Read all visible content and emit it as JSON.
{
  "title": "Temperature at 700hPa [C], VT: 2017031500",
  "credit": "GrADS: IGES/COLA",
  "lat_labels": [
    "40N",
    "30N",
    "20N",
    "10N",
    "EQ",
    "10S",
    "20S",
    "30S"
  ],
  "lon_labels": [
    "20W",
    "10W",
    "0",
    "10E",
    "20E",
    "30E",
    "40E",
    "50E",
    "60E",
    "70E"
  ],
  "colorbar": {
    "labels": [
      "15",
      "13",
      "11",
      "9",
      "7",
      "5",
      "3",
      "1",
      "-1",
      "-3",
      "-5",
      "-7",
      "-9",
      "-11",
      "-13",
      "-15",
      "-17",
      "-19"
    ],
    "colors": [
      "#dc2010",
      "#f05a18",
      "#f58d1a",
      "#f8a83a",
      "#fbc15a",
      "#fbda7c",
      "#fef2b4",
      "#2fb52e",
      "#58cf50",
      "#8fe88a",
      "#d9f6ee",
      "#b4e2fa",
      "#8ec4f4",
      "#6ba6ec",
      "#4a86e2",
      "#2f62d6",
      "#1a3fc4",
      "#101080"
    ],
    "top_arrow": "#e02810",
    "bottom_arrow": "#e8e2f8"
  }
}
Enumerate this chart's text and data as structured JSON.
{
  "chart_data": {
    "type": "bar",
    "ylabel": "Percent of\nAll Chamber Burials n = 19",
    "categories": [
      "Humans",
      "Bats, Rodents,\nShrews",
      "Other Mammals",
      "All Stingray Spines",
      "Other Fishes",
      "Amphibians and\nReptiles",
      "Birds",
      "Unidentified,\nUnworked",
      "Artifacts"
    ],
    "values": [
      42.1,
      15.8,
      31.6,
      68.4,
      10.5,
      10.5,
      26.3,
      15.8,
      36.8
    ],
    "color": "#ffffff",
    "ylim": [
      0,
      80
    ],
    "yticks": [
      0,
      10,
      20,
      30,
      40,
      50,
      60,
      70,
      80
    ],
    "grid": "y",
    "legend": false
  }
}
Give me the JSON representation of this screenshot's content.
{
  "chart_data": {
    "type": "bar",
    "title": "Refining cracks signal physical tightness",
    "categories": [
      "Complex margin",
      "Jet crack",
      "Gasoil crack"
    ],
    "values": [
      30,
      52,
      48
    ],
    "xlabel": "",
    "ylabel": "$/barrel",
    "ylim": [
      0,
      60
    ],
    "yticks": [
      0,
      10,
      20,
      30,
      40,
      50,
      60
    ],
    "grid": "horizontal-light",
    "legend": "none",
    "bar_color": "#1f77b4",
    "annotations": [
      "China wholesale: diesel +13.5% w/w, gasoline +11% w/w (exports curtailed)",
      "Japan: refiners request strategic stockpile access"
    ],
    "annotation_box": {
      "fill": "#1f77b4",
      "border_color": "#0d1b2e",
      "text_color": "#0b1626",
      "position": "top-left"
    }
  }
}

> _WRITTEN EXERCISE_
Every record above needs to be repeated word for word.

> _ANSWER TO THE PROBLEM_
Read all visible content and emit it as JSON.
{
  "title": "Temperature at 700hPa [C], VT: 2017031500",
  "credit": "GrADS: IGES/COLA",
  "lat_labels": [
    "40N",
    "30N",
    "20N",
    "10N",
    "EQ",
    "10S",
    "20S",
    "30S"
  ],
  "lon_labels": [
    "20W",
    "10W",
    "0",
    "10E",
    "20E",
    "30E",
    "40E",
    "50E",
    "60E",
    "70E"
  ],
  "colorbar": {
    "labels": [
      "15",
      "13",
      "11",
      "9",
      "7",
      "5",
      "3",
      "1",
      "-1",
      "-3",
      "-5",
      "-7",
      "-9",
      "-11",
      "-13",
      "-15",
      "-17",
      "-19"
    ],
    "colors": [
      "#dc2010",
      "#f05a18",
      "#f58d1a",
      "#f8a83a",
      "#fbc15a",
      "#fbda7c",
      "#fef2b4",
      "#2fb52e",
      "#58cf50",
      "#8fe88a",
      "#d9f6ee",
      "#b4e2fa",
      "#8ec4f4",
      "#6ba6ec",
      "#4a86e2",
      "#2f62d6",
      "#1a3fc4",
      "#101080"
    ],
    "top_arrow": "#e02810",
    "bottom_arrow": "#e8e2f8"
  }
}
Enumerate this chart's text and data as structured JSON.
{
  "chart_data": {
    "type": "bar",
    "ylabel": "Percent of\nAll Chamber Burials n = 19",
    "categories": [
      "Humans",
      "Bats, Rodents,\nShrews",
      "Other Mammals",
      "All Stingray Spines",
      "Other Fishes",
      "Amphibians and\nReptiles",
      "Birds",
      "Unidentified,\nUnworked",
      "Artifacts"
    ],
    "values": [
      42.1,
      15.8,
      31.6,
      68.4,
      10.5,
      10.5,
      26.3,
      15.8,
      36.8
    ],
    "color": "#ffffff",
    "ylim": [
      0,
      80
    ],
    "yticks": [
      0,
      10,
      20,
      30,
      40,
      50,
      60,
      70,
      80
    ],
    "grid": "y",
    "legend": false
  }
}
Give me the JSON representation of this screenshot's content.
{
  "chart_data": {
    "type": "bar",
    "title": "Refining cracks signal physical tightness",
    "categories": [
      "Complex margin",
      "Jet crack",
      "Gasoil crack"
    ],
    "values": [
      30,
      52,
      48
    ],
    "xlabel": "",
    "ylabel": "$/barrel",
    "ylim": [
      0,
      60
    ],
    "yticks": [
      0,
      10,
      20,
      30,
      40,
      50,
      60
    ],
    "grid": "horizontal-light",
    "legend": "none",
    "bar_color": "#1f77b4",
    "annotations": [
      "China wholesale: diesel +13.5% w/w, gasoline +11% w/w (exports curtailed)",
      "Japan: refiners request strategic stockpile access"
    ],
    "annotation_box": {
      "fill": "#1f77b4",
      "border_color": "#0d1b2e",
      "text_color": "#0b1626",
      "position": "top-left"
    }
  }
}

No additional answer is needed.